Exercise objective: The answer is one number: how many lines hold the string "JSON".

Dataset rows:

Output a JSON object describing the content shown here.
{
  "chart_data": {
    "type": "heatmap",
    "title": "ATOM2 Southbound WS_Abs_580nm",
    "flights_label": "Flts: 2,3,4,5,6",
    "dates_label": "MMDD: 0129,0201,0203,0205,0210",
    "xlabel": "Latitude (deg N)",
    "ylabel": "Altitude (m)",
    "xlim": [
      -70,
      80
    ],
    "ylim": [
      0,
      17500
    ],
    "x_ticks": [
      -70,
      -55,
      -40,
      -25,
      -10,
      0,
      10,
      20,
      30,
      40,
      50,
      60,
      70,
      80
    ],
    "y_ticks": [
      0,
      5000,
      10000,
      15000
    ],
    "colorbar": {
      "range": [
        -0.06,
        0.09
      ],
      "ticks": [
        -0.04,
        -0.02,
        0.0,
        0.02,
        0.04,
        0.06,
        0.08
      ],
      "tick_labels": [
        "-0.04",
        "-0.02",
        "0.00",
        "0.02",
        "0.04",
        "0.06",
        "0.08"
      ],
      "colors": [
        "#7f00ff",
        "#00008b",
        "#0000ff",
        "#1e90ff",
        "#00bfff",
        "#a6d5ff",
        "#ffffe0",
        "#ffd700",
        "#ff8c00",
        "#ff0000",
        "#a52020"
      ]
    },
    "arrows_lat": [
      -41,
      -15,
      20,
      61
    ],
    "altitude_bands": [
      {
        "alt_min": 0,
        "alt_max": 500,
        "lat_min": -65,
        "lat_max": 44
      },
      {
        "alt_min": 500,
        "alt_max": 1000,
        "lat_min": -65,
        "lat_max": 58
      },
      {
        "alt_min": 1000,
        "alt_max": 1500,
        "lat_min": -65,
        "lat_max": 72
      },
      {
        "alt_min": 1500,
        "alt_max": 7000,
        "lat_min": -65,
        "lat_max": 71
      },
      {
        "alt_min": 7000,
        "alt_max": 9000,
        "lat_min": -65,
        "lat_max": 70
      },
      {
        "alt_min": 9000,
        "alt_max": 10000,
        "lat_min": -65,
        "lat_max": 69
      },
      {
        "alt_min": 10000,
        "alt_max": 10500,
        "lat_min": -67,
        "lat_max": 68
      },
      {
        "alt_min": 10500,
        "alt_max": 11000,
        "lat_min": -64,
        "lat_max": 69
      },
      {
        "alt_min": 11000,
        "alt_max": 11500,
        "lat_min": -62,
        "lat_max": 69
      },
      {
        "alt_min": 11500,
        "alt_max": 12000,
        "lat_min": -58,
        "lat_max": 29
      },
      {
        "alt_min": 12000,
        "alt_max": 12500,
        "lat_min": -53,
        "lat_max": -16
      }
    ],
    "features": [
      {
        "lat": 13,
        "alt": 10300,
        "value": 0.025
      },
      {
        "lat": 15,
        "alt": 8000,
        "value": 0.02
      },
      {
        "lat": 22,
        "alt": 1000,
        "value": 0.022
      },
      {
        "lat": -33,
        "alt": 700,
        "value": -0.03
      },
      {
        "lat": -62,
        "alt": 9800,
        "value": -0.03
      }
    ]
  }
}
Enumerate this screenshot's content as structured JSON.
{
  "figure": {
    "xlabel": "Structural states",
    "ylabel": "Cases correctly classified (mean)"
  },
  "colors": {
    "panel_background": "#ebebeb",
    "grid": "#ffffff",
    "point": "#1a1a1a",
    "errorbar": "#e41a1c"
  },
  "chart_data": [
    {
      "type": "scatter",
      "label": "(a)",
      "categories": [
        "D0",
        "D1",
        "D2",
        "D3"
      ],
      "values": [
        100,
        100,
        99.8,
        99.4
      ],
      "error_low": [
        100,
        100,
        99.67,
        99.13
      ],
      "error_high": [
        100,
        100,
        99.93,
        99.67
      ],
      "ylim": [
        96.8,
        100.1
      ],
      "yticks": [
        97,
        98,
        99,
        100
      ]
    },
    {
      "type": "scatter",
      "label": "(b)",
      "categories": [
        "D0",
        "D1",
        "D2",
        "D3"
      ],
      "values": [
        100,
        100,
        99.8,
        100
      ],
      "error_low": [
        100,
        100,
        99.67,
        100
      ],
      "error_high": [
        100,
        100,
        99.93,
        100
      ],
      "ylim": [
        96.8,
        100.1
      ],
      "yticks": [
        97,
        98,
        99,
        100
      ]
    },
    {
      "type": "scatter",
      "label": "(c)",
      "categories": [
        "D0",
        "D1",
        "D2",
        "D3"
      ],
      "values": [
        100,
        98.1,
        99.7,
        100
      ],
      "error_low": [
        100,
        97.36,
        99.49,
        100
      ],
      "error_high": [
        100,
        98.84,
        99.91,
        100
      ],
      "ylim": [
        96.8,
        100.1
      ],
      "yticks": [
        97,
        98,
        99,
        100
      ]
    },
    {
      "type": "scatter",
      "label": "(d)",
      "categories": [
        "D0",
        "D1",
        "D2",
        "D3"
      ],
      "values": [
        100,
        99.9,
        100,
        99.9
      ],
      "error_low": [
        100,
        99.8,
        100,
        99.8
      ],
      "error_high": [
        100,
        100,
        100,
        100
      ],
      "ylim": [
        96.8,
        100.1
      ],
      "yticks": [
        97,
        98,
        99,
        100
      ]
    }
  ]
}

Expected answer: 2